-- AIM OF THE TASK --
Copy every record below exactly.

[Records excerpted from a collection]
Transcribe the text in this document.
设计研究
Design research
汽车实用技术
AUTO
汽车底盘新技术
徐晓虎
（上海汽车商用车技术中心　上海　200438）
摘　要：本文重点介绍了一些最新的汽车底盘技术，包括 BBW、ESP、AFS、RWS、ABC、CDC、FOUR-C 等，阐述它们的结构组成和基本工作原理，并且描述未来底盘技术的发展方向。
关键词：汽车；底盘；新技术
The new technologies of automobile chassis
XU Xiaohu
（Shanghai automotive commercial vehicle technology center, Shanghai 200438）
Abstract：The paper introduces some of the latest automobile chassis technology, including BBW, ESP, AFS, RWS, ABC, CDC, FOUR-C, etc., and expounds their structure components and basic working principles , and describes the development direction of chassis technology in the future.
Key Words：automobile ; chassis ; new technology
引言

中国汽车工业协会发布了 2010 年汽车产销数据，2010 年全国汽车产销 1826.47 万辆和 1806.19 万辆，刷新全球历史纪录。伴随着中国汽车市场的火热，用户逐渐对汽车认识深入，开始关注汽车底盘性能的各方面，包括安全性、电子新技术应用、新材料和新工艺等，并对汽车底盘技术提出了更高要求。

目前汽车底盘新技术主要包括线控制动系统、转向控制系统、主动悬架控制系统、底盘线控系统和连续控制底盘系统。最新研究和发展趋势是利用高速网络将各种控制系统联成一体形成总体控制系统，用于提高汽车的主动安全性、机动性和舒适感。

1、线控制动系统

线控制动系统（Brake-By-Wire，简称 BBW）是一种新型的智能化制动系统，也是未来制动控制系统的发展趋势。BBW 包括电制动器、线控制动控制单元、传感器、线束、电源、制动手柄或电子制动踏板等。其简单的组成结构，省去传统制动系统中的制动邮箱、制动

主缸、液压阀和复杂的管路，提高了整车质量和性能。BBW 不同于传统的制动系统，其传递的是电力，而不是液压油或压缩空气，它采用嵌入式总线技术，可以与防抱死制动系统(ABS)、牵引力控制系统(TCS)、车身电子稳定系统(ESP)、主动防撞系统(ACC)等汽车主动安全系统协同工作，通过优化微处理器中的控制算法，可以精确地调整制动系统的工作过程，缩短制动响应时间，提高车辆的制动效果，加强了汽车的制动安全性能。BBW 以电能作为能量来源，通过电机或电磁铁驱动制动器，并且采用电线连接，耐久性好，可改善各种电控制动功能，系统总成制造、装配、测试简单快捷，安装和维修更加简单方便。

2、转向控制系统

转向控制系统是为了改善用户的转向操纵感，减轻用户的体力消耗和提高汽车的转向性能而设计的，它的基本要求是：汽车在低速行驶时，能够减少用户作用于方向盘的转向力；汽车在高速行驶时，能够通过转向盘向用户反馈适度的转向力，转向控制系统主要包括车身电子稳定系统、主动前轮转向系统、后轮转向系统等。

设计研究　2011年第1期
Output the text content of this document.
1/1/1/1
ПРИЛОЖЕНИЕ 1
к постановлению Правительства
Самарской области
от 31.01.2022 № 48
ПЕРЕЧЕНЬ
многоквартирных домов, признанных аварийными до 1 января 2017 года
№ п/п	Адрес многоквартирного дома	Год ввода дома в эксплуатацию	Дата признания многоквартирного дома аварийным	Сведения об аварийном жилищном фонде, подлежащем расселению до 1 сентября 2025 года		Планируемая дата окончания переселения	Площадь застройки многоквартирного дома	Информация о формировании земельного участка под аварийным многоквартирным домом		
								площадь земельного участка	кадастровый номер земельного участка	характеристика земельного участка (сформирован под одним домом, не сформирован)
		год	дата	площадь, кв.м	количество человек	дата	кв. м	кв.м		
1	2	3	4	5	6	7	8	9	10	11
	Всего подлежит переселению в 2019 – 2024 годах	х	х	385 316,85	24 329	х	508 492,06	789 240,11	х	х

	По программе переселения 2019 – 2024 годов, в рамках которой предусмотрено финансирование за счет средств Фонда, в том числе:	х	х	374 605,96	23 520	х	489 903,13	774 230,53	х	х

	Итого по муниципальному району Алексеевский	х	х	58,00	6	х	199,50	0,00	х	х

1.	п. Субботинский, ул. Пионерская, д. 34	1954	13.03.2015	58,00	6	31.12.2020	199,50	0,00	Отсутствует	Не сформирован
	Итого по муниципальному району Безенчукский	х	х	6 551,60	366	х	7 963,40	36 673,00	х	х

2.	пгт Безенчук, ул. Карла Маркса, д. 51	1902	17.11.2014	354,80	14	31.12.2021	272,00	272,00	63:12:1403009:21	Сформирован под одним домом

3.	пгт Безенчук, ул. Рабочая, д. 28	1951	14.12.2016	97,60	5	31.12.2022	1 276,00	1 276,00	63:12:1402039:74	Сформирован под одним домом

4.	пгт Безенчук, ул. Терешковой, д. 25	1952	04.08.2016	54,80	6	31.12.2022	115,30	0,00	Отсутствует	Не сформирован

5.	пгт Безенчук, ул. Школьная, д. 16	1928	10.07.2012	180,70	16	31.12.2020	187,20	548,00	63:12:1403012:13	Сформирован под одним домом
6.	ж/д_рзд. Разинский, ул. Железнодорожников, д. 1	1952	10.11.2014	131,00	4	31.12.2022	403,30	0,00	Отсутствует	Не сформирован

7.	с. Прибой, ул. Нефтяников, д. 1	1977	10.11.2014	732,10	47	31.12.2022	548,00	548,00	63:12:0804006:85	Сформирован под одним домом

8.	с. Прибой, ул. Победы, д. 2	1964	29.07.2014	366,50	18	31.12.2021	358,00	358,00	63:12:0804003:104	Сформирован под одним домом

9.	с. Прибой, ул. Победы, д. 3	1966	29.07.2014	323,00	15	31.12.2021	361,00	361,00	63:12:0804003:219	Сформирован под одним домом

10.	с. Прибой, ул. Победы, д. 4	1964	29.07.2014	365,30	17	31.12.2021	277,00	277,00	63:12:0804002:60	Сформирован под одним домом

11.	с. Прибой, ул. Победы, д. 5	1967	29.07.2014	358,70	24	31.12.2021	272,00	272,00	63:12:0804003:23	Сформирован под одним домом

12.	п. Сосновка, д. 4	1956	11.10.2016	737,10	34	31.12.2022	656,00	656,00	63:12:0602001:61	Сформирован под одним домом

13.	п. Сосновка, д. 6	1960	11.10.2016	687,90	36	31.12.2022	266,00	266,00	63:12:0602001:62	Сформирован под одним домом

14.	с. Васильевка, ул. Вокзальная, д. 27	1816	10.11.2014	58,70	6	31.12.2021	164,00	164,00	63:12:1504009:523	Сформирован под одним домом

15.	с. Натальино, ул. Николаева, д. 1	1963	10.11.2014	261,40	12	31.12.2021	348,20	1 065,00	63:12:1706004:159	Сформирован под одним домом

-- ANSWER FOR THIS EXERCISE --
Transcribe the text in this document.
设计研究
Design research
汽车实用技术
AUTO
汽车底盘新技术
徐晓虎
（上海汽车商用车技术中心　上海　200438）
摘　要：本文重点介绍了一些最新的汽车底盘技术，包括 BBW、ESP、AFS、RWS、ABC、CDC、FOUR-C 等，阐述它们的结构组成和基本工作原理，并且描述未来底盘技术的发展方向。
关键词：汽车；底盘；新技术
The new technologies of automobile chassis
XU Xiaohu
（Shanghai automotive commercial vehicle technology center, Shanghai 200438）
Abstract：The paper introduces some of the latest automobile chassis technology, including BBW, ESP, AFS, RWS, ABC, CDC, FOUR-C, etc., and expounds their structure components and basic working principles , and describes the development direction of chassis technology in the future.
Key Words：automobile ; chassis ; new technology
引言

中国汽车工业协会发布了 2010 年汽车产销数据，2010 年全国汽车产销 1826.47 万辆和 1806.19 万辆，刷新全球历史纪录。伴随着中国汽车市场的火热，用户逐渐对汽车认识深入，开始关注汽车底盘性能的各方面，包括安全性、电子新技术应用、新材料和新工艺等，并对汽车底盘技术提出了更高要求。

目前汽车底盘新技术主要包括线控制动系统、转向控制系统、主动悬架控制系统、底盘线控系统和连续控制底盘系统。最新研究和发展趋势是利用高速网络将各种控制系统联成一体形成总体控制系统，用于提高汽车的主动安全性、机动性和舒适感。

1、线控制动系统

线控制动系统（Brake-By-Wire，简称 BBW）是一种新型的智能化制动系统，也是未来制动控制系统的发展趋势。BBW 包括电制动器、线控制动控制单元、传感器、线束、电源、制动手柄或电子制动踏板等。其简单的组成结构，省去传统制动系统中的制动邮箱、制动

主缸、液压阀和复杂的管路，提高了整车质量和性能。BBW 不同于传统的制动系统，其传递的是电力，而不是液压油或压缩空气，它采用嵌入式总线技术，可以与防抱死制动系统(ABS)、牵引力控制系统(TCS)、车身电子稳定系统(ESP)、主动防撞系统(ACC)等汽车主动安全系统协同工作，通过优化微处理器中的控制算法，可以精确地调整制动系统的工作过程，缩短制动响应时间，提高车辆的制动效果，加强了汽车的制动安全性能。BBW 以电能作为能量来源，通过电机或电磁铁驱动制动器，并且采用电线连接，耐久性好，可改善各种电控制动功能，系统总成制造、装配、测试简单快捷，安装和维修更加简单方便。

2、转向控制系统

转向控制系统是为了改善用户的转向操纵感，减轻用户的体力消耗和提高汽车的转向性能而设计的，它的基本要求是：汽车在低速行驶时，能够减少用户作用于方向盘的转向力；汽车在高速行驶时，能够通过转向盘向用户反馈适度的转向力，转向控制系统主要包括车身电子稳定系统、主动前轮转向系统、后轮转向系统等。

设计研究　2011年第1期
Output the text content of this document.
1/1/1/1
ПРИЛОЖЕНИЕ 1
к постановлению Правительства
Самарской области
от 31.01.2022 № 48
ПЕРЕЧЕНЬ
многоквартирных домов, признанных аварийными до 1 января 2017 года
№ п/п	Адрес многоквартирного дома	Год ввода дома в эксплуатацию	Дата признания многоквартирного дома аварийным	Сведения об аварийном жилищном фонде, подлежащем расселению до 1 сентября 2025 года		Планируемая дата окончания переселения	Площадь застройки многоквартирного дома	Информация о формировании земельного участка под аварийным многоквартирным домом		
								площадь земельного участка	кадастровый номер земельного участка	характеристика земельного участка (сформирован под одним домом, не сформирован)
		год	дата	площадь, кв.м	количество человек	дата	кв. м	кв.м		
1	2	3	4	5	6	7	8	9	10	11
	Всего подлежит переселению в 2019 – 2024 годах	х	х	385 316,85	24 329	х	508 492,06	789 240,11	х	х

	По программе переселения 2019 – 2024 годов, в рамках которой предусмотрено финансирование за счет средств Фонда, в том числе:	х	х	374 605,96	23 520	х	489 903,13	774 230,53	х	х

	Итого по муниципальному району Алексеевский	х	х	58,00	6	х	199,50	0,00	х	х

1.	п. Субботинский, ул. Пионерская, д. 34	1954	13.03.2015	58,00	6	31.12.2020	199,50	0,00	Отсутствует	Не сформирован
	Итого по муниципальному району Безенчукский	х	х	6 551,60	366	х	7 963,40	36 673,00	х	х

2.	пгт Безенчук, ул. Карла Маркса, д. 51	1902	17.11.2014	354,80	14	31.12.2021	272,00	272,00	63:12:1403009:21	Сформирован под одним домом

3.	пгт Безенчук, ул. Рабочая, д. 28	1951	14.12.2016	97,60	5	31.12.2022	1 276,00	1 276,00	63:12:1402039:74	Сформирован под одним домом

4.	пгт Безенчук, ул. Терешковой, д. 25	1952	04.08.2016	54,80	6	31.12.2022	115,30	0,00	Отсутствует	Не сформирован

5.	пгт Безенчук, ул. Школьная, д. 16	1928	10.07.2012	180,70	16	31.12.2020	187,20	548,00	63:12:1403012:13	Сформирован под одним домом
6.	ж/д_рзд. Разинский, ул. Железнодорожников, д. 1	1952	10.11.2014	131,00	4	31.12.2022	403,30	0,00	Отсутствует	Не сформирован

7.	с. Прибой, ул. Нефтяников, д. 1	1977	10.11.2014	732,10	47	31.12.2022	548,00	548,00	63:12:0804006:85	Сформирован под одним домом

8.	с. Прибой, ул. Победы, д. 2	1964	29.07.2014	366,50	18	31.12.2021	358,00	358,00	63:12:0804003:104	Сформирован под одним домом

9.	с. Прибой, ул. Победы, д. 3	1966	29.07.2014	323,00	15	31.12.2021	361,00	361,00	63:12:0804003:219	Сформирован под одним домом

10.	с. Прибой, ул. Победы, д. 4	1964	29.07.2014	365,30	17	31.12.2021	277,00	277,00	63:12:0804002:60	Сформирован под одним домом

11.	с. Прибой, ул. Победы, д. 5	1967	29.07.2014	358,70	24	31.12.2021	272,00	272,00	63:12:0804003:23	Сформирован под одним домом

12.	п. Сосновка, д. 4	1956	11.10.2016	737,10	34	31.12.2022	656,00	656,00	63:12:0602001:61	Сформирован под одним домом

13.	п. Сосновка, д. 6	1960	11.10.2016	687,90	36	31.12.2022	266,00	266,00	63:12:0602001:62	Сформирован под одним домом

14.	с. Васильевка, ул. Вокзальная, д. 27	1816	10.11.2014	58,70	6	31.12.2021	164,00	164,00	63:12:1504009:523	Сформирован под одним домом

15.	с. Натальино, ул. Николаева, д. 1	1963	10.11.2014	261,40	12	31.12.2021	348,20	1 065,00	63:12:1706004:159	Сформирован под одним домом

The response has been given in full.